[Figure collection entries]
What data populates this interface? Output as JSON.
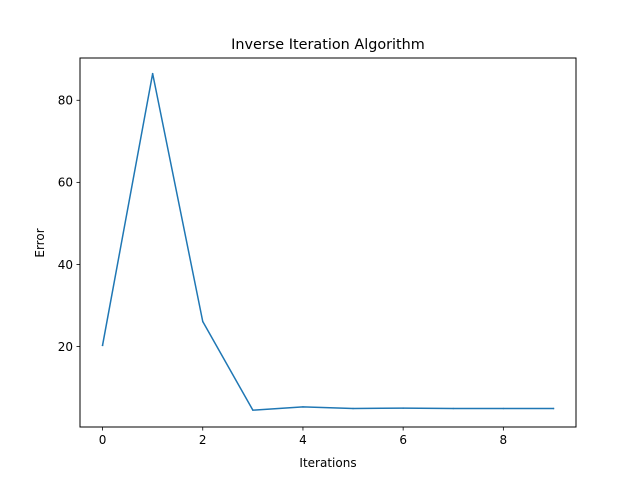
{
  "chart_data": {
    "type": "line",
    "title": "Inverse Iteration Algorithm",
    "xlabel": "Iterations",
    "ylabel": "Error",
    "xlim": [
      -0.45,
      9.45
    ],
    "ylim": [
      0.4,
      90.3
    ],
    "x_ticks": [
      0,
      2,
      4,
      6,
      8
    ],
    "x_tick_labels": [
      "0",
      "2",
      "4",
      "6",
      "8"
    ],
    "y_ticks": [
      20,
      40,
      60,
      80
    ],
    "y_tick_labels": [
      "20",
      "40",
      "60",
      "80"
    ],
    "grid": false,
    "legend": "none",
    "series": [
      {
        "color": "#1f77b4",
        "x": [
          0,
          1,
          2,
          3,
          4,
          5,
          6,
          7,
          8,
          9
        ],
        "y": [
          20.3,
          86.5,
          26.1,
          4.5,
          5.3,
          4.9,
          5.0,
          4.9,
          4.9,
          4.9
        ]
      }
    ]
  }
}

---

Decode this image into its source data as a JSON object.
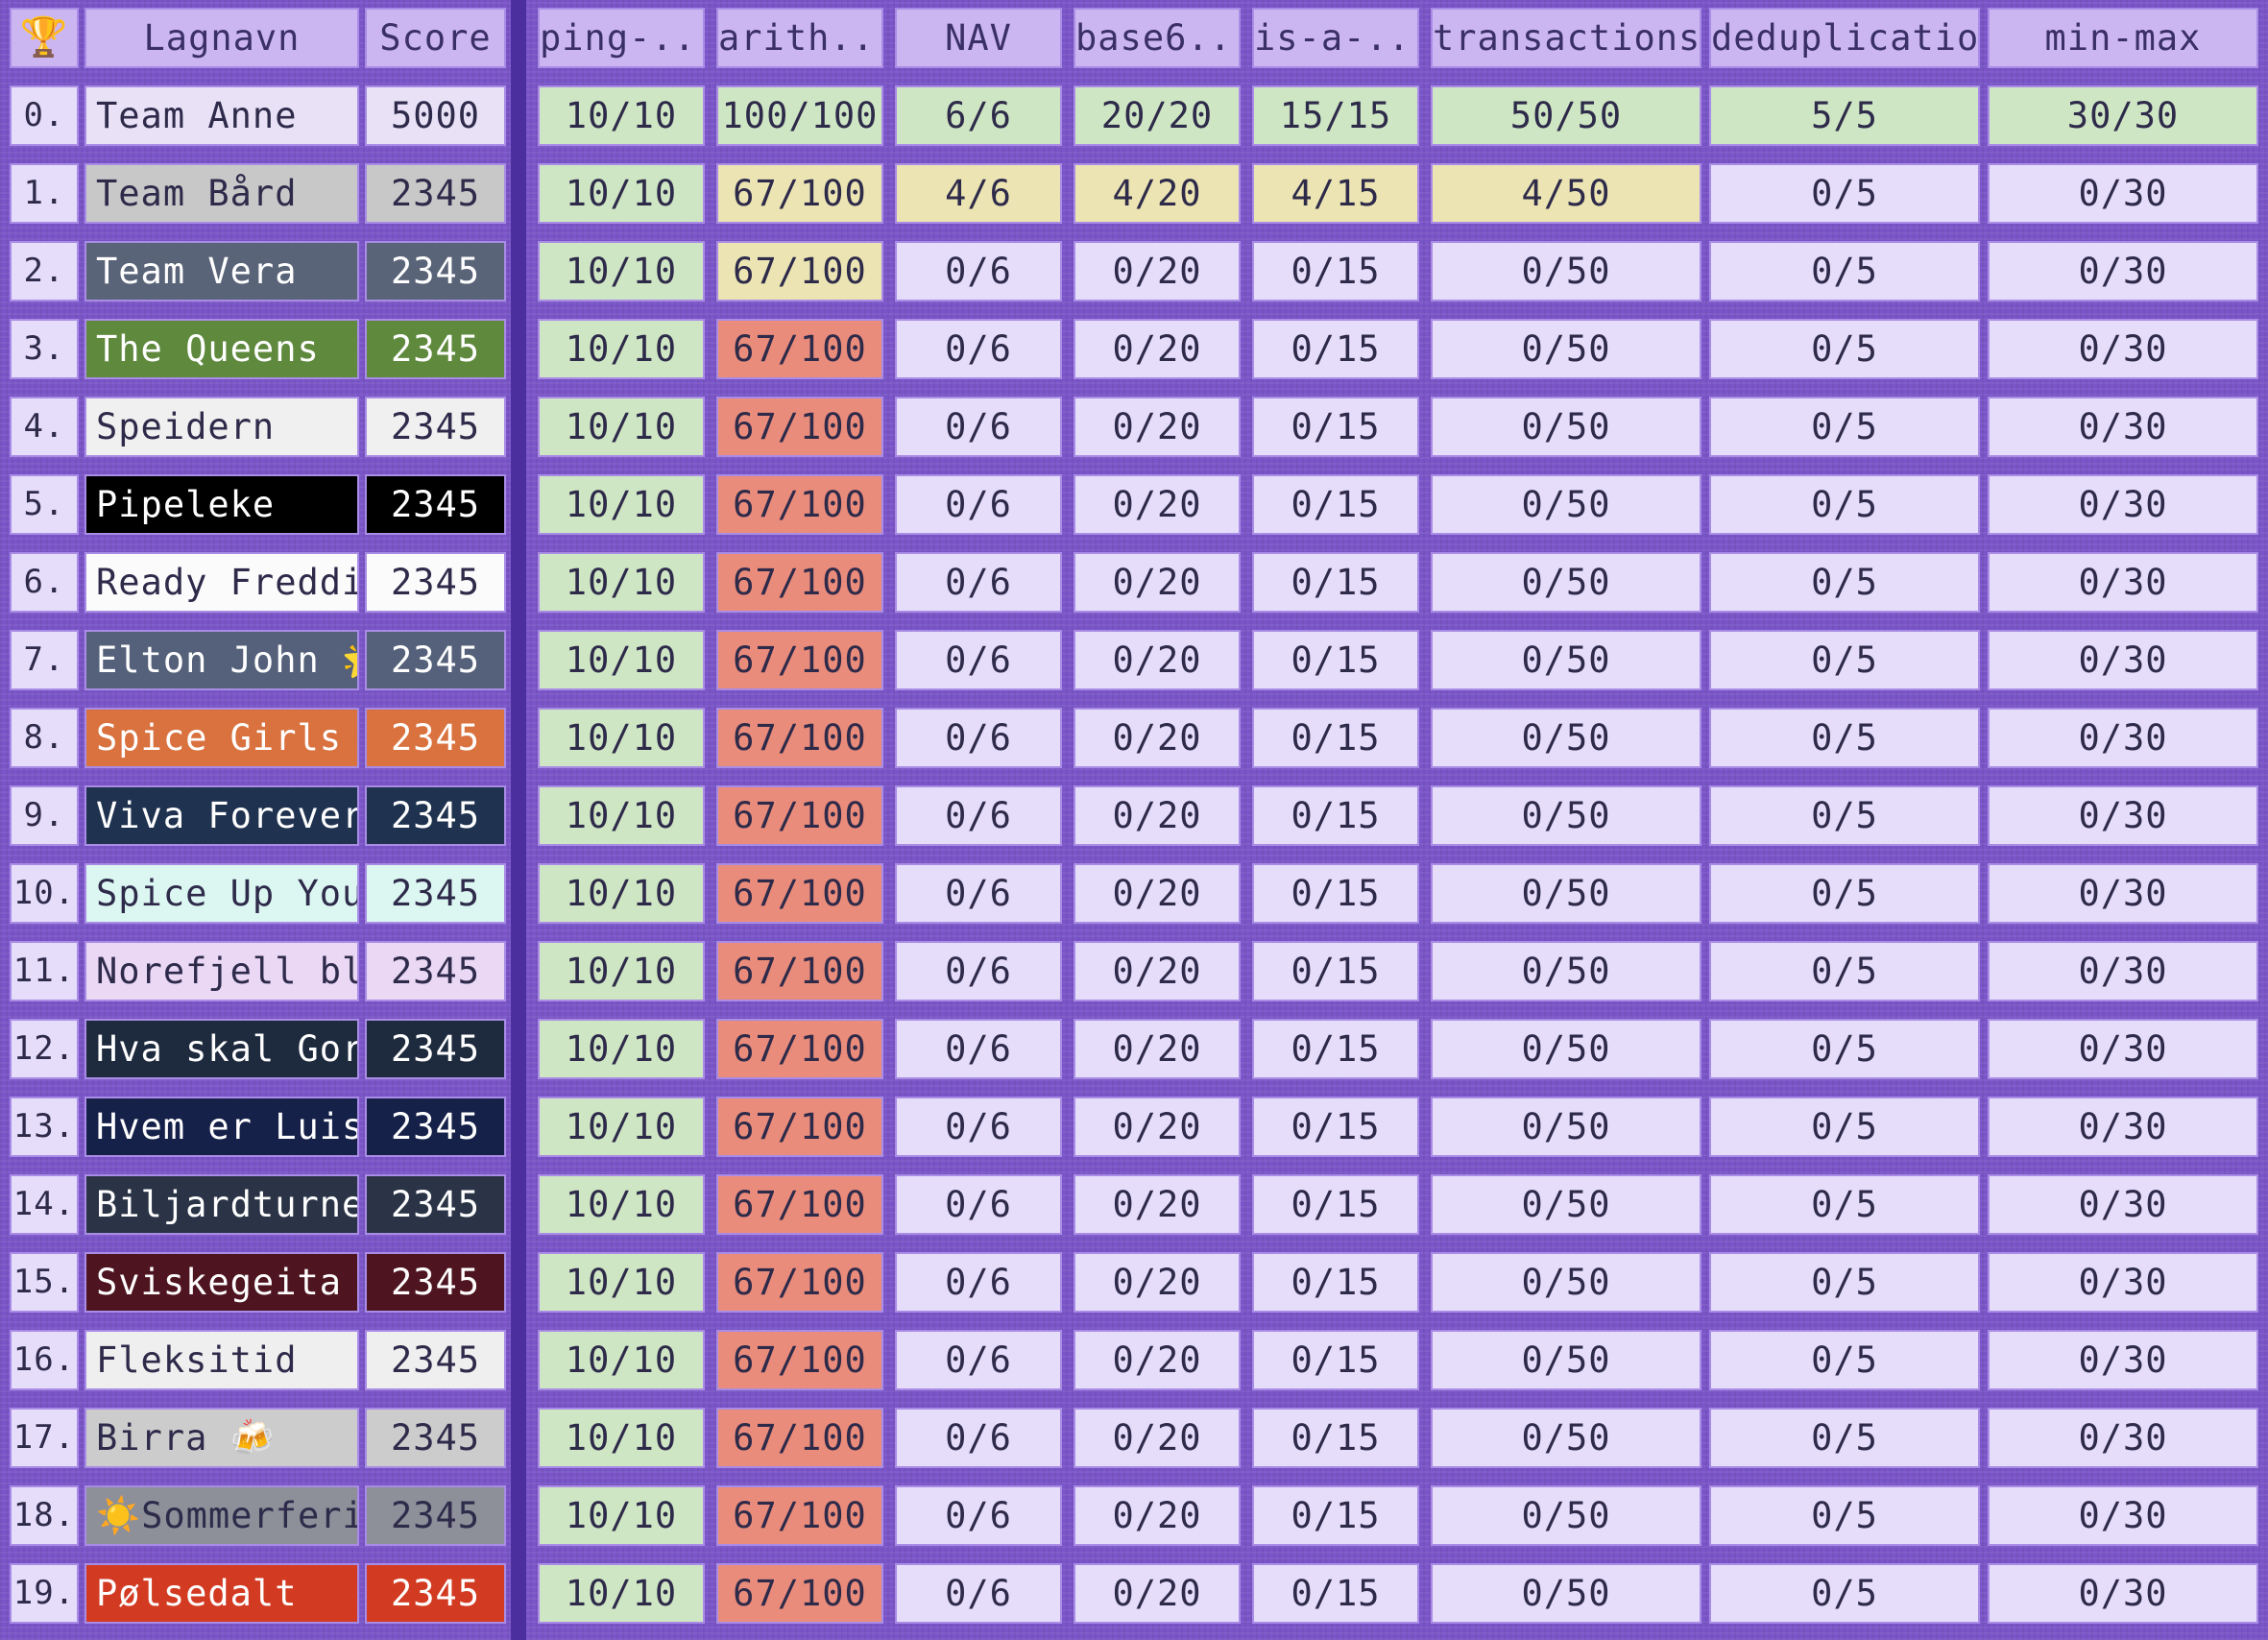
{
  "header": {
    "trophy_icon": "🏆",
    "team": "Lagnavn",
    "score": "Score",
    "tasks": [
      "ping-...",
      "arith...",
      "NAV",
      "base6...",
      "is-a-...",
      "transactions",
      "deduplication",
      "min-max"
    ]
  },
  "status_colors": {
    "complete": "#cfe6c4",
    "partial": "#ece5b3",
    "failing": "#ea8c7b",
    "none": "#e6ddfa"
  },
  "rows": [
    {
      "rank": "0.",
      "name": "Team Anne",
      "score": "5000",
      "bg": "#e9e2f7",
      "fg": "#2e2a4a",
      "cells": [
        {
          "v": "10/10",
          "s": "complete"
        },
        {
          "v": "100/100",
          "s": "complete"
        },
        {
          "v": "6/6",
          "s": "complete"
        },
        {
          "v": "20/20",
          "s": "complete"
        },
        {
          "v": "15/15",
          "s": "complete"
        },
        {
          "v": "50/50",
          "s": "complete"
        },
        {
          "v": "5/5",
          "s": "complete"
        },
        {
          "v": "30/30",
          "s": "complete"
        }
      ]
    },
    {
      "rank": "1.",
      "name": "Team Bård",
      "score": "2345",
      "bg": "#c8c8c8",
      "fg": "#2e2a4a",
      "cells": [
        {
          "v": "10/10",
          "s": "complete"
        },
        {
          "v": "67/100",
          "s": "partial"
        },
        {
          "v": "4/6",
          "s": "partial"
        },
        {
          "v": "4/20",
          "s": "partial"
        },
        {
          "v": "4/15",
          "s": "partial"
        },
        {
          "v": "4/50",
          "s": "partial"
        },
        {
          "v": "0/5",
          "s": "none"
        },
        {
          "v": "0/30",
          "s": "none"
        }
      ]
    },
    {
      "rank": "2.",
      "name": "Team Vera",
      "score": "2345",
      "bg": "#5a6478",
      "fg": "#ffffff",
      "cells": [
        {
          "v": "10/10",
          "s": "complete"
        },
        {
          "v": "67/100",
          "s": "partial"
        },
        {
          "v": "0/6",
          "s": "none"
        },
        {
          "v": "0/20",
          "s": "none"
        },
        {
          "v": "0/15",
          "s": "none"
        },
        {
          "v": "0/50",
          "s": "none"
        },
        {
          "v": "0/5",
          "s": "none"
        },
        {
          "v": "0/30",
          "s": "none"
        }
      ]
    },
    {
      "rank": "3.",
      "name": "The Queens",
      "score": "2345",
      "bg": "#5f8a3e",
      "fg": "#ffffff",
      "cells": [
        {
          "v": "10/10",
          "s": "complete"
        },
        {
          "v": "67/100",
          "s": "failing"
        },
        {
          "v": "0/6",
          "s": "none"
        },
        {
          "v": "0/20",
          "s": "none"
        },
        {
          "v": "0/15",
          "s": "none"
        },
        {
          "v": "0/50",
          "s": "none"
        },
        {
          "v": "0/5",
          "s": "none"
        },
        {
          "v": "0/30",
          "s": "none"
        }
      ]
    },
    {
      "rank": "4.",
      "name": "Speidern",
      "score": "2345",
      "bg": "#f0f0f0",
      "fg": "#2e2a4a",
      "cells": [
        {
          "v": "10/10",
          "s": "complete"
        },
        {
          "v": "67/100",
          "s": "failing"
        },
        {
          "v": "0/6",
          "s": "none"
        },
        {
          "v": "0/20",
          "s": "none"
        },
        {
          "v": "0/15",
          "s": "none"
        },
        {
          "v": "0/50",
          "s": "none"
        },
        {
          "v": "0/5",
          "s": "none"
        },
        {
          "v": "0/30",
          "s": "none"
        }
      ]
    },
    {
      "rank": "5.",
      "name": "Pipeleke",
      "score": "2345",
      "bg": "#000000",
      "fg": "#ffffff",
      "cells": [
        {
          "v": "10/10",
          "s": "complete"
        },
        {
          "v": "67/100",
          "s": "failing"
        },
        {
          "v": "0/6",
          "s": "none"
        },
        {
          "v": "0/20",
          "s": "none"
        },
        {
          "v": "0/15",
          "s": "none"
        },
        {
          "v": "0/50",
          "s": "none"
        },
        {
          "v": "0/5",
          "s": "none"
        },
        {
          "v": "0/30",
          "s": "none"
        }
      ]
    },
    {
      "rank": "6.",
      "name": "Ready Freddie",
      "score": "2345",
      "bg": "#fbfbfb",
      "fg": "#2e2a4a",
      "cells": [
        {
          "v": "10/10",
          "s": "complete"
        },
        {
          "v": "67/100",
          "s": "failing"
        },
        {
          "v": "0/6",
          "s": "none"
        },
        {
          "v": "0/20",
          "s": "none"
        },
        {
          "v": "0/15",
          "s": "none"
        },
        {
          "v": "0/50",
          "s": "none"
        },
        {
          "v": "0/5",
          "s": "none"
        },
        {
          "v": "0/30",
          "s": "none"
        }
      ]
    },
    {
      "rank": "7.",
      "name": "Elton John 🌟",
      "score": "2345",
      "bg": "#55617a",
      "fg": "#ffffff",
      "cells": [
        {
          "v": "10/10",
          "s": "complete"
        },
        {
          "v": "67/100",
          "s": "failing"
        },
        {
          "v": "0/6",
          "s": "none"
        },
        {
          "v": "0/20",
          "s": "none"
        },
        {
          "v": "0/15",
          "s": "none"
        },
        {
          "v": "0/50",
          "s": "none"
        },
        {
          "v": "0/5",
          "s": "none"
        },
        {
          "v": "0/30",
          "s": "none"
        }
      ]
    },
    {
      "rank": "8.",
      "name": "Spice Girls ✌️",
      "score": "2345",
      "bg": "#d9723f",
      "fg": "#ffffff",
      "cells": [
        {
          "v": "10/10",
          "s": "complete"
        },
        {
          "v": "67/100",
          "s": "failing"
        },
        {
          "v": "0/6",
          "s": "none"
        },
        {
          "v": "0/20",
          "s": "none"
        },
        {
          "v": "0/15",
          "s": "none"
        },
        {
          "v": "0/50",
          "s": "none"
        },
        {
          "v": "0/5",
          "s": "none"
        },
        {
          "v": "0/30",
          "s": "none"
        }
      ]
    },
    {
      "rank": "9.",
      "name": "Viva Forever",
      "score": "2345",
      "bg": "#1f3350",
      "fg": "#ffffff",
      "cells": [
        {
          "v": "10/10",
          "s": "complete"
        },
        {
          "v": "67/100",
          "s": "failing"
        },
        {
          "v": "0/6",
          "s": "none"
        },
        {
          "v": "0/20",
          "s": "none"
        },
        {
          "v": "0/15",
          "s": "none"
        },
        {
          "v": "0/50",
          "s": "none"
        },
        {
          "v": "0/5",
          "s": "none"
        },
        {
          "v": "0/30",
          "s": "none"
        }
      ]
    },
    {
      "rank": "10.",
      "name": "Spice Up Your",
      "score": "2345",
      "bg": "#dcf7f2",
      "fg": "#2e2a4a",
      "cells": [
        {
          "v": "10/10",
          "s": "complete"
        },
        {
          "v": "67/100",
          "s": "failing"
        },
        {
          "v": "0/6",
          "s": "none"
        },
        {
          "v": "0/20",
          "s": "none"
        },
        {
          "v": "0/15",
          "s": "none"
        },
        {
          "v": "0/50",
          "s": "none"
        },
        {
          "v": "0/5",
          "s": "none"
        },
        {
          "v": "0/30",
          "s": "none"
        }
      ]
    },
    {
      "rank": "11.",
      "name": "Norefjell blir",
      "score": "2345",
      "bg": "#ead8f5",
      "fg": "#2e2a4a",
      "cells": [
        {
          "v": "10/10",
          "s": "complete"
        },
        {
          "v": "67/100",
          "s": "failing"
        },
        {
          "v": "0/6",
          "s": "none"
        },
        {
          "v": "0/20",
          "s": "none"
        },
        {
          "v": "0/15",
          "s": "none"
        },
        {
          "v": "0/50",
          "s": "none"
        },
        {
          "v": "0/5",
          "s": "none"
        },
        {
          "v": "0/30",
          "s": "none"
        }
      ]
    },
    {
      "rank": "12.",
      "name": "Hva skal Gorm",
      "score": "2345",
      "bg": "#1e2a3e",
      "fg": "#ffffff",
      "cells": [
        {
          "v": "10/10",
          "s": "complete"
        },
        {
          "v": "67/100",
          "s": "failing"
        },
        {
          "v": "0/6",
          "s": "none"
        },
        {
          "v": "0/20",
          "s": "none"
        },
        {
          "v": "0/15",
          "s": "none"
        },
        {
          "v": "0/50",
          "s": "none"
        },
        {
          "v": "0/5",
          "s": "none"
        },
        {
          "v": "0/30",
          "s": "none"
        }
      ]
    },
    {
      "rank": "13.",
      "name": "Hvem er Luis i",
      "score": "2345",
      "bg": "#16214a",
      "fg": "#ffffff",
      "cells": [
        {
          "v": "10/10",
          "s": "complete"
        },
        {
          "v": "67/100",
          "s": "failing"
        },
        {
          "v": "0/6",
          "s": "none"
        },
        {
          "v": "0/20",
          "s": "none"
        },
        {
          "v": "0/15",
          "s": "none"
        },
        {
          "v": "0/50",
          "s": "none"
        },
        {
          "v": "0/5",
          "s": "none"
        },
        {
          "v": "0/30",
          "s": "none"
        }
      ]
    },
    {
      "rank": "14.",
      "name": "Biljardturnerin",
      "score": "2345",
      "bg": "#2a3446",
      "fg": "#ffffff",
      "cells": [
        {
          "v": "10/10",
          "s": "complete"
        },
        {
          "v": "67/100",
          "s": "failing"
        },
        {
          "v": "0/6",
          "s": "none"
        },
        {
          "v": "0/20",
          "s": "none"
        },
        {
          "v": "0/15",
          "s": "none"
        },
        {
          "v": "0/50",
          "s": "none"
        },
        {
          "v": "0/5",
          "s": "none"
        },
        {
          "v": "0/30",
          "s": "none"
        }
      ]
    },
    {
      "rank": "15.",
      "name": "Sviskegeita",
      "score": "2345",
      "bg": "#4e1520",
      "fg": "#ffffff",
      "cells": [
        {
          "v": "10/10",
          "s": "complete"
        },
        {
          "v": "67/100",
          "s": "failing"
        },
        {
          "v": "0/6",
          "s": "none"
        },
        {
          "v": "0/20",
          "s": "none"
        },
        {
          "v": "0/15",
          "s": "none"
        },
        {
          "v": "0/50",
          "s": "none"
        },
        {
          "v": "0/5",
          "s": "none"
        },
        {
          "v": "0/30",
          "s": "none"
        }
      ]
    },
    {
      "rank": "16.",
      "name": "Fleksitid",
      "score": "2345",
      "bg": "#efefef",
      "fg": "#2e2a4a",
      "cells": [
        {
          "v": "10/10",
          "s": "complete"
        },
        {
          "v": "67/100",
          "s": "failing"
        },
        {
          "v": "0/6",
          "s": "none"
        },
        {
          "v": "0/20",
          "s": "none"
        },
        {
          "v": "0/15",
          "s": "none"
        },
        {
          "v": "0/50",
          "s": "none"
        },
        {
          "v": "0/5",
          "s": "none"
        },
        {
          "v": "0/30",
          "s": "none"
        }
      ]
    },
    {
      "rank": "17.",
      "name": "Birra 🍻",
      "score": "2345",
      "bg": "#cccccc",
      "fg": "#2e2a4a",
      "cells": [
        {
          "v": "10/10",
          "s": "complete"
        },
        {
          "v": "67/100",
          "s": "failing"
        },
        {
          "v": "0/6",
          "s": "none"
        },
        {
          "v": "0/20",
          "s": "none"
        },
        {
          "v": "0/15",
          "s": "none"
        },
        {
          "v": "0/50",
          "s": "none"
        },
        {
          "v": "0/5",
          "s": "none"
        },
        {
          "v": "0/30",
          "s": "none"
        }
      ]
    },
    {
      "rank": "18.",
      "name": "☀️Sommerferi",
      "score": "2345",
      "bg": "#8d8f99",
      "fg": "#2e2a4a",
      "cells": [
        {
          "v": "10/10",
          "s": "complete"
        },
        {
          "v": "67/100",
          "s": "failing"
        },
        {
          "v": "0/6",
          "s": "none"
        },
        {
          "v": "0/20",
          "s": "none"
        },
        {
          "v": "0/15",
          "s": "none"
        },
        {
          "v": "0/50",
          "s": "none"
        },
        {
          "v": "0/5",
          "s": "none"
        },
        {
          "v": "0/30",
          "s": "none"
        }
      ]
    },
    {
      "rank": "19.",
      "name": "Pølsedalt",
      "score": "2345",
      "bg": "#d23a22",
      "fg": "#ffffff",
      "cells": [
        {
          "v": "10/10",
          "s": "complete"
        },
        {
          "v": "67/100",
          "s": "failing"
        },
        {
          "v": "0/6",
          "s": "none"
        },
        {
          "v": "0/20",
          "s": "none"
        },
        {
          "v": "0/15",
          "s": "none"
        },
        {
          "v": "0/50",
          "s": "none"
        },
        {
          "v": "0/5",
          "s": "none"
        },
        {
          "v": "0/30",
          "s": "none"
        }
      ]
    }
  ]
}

# Written task:
Return all lines of the material above in which the word "JSON" occurs.

# The response:
What data populates this interface? Output as JSON.
Decode this image into its source data as a JSON object.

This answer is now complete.